WHAT IS REQUIRED:
Find every line with the word "parties". Copy those lines.

Saved entries:
- - -

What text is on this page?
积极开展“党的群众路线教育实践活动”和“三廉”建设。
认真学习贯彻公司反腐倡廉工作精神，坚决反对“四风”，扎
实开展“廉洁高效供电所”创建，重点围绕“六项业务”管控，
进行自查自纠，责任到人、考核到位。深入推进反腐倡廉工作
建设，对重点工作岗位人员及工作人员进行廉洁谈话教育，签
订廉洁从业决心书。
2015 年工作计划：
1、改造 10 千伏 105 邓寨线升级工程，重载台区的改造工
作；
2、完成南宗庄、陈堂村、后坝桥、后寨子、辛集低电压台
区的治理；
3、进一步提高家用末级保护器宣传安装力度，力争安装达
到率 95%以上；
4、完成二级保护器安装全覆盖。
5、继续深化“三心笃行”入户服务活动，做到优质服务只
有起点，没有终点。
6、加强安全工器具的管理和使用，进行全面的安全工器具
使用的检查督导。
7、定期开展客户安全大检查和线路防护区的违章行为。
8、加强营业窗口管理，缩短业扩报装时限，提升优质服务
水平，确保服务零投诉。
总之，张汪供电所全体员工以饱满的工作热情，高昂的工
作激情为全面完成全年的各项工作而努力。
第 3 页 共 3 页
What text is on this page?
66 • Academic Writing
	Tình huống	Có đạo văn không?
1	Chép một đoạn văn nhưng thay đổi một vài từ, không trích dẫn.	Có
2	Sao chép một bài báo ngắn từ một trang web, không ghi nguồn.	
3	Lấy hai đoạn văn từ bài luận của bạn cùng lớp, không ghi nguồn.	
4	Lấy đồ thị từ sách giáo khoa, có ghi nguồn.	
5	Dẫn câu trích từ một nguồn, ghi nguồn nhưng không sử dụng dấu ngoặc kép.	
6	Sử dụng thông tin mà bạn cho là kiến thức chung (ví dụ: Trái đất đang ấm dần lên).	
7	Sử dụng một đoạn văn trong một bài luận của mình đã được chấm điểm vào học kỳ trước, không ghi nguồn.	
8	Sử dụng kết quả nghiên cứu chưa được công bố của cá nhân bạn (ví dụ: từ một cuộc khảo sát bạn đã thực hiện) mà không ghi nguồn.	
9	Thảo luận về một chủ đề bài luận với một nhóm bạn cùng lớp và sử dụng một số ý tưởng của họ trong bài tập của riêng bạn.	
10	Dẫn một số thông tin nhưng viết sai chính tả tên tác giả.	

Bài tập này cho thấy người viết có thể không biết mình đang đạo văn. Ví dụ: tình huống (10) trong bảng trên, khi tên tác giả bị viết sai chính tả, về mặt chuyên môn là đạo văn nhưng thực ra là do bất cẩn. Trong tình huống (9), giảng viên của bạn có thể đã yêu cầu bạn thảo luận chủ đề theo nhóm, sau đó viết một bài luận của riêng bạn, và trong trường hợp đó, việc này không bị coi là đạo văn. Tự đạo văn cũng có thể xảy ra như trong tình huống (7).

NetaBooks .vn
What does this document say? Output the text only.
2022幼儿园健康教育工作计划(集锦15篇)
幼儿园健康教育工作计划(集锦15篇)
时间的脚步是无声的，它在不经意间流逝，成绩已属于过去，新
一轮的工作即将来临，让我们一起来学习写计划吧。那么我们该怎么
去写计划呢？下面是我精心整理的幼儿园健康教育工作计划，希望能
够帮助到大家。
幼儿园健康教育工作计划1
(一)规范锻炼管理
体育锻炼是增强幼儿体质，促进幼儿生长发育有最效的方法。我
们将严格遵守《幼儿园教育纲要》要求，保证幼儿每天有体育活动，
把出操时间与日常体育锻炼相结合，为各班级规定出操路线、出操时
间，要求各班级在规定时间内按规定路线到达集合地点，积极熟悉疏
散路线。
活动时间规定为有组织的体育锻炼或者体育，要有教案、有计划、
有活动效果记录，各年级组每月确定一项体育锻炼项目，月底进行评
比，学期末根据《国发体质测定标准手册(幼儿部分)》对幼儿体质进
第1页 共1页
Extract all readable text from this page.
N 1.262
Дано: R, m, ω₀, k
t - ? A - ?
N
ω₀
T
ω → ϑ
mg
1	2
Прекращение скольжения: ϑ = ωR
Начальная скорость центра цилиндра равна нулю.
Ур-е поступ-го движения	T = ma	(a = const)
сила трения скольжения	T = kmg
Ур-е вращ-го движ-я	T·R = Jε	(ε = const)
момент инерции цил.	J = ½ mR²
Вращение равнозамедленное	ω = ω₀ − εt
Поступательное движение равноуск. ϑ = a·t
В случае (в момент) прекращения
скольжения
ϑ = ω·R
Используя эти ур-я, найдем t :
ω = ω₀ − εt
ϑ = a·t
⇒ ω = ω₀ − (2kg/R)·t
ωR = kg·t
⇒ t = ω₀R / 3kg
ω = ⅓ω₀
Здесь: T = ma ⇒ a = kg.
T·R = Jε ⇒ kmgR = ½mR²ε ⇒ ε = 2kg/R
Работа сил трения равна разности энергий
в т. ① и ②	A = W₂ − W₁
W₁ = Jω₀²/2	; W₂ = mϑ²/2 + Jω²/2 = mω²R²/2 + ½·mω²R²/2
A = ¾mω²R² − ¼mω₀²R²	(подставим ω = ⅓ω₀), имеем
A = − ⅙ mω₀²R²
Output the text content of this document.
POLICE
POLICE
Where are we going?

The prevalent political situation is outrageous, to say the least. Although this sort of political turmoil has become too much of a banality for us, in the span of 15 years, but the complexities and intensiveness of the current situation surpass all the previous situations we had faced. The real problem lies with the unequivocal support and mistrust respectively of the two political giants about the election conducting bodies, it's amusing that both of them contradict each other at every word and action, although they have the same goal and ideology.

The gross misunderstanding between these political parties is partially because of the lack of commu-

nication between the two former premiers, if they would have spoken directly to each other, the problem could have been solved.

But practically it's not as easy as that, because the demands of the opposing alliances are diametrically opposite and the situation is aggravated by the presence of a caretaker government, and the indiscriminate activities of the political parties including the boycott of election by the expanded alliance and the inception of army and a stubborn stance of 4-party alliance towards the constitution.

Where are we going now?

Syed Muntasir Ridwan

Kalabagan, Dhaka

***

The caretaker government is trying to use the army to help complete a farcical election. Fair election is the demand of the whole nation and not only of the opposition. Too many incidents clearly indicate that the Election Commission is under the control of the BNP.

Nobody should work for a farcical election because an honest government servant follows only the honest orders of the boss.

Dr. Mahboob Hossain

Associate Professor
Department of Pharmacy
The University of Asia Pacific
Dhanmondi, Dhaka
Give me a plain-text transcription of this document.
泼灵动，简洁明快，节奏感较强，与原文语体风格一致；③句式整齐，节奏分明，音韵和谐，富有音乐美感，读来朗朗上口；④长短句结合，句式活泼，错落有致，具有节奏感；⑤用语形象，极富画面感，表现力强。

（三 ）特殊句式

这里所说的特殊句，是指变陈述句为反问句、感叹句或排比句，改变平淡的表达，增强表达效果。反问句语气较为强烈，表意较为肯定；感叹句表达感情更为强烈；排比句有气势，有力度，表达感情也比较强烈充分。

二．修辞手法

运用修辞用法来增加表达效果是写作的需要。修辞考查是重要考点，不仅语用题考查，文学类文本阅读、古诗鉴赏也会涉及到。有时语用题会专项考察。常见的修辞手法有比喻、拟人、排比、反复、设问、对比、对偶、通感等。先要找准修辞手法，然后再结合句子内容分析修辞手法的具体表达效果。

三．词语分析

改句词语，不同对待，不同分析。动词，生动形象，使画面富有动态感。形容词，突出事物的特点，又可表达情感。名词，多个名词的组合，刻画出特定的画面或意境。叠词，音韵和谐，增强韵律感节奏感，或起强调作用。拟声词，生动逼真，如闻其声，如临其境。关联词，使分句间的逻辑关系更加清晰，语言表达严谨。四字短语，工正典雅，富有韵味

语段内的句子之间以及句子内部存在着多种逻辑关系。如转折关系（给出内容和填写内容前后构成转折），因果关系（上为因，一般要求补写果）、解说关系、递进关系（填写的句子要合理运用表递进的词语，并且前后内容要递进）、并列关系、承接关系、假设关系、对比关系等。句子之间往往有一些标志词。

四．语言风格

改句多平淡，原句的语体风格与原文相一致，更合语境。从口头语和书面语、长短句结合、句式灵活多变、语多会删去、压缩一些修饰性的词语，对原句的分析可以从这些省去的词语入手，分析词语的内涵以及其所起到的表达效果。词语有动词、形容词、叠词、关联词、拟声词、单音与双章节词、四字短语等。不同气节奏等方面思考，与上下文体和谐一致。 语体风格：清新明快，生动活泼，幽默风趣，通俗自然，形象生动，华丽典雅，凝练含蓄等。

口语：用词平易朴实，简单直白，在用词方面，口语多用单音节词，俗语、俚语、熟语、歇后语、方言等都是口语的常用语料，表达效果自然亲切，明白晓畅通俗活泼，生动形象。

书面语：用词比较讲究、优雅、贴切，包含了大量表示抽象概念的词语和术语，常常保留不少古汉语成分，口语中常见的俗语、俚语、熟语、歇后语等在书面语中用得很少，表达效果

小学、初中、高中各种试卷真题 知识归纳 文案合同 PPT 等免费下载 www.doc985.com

- - -

EXERCISE RESULT:
The gross misunderstanding between these political parties is partially because of the lack of commu-
But practically it's not as easy as that, because the demands of the opposing alliances are diametrically opposite and the situation is aggravated by the presence of a caretaker government, and the indiscriminate activities of the political parties including the boycott of election by the expanded alliance and the inception of army and a stubborn stance of 4-party alliance towards the constitution.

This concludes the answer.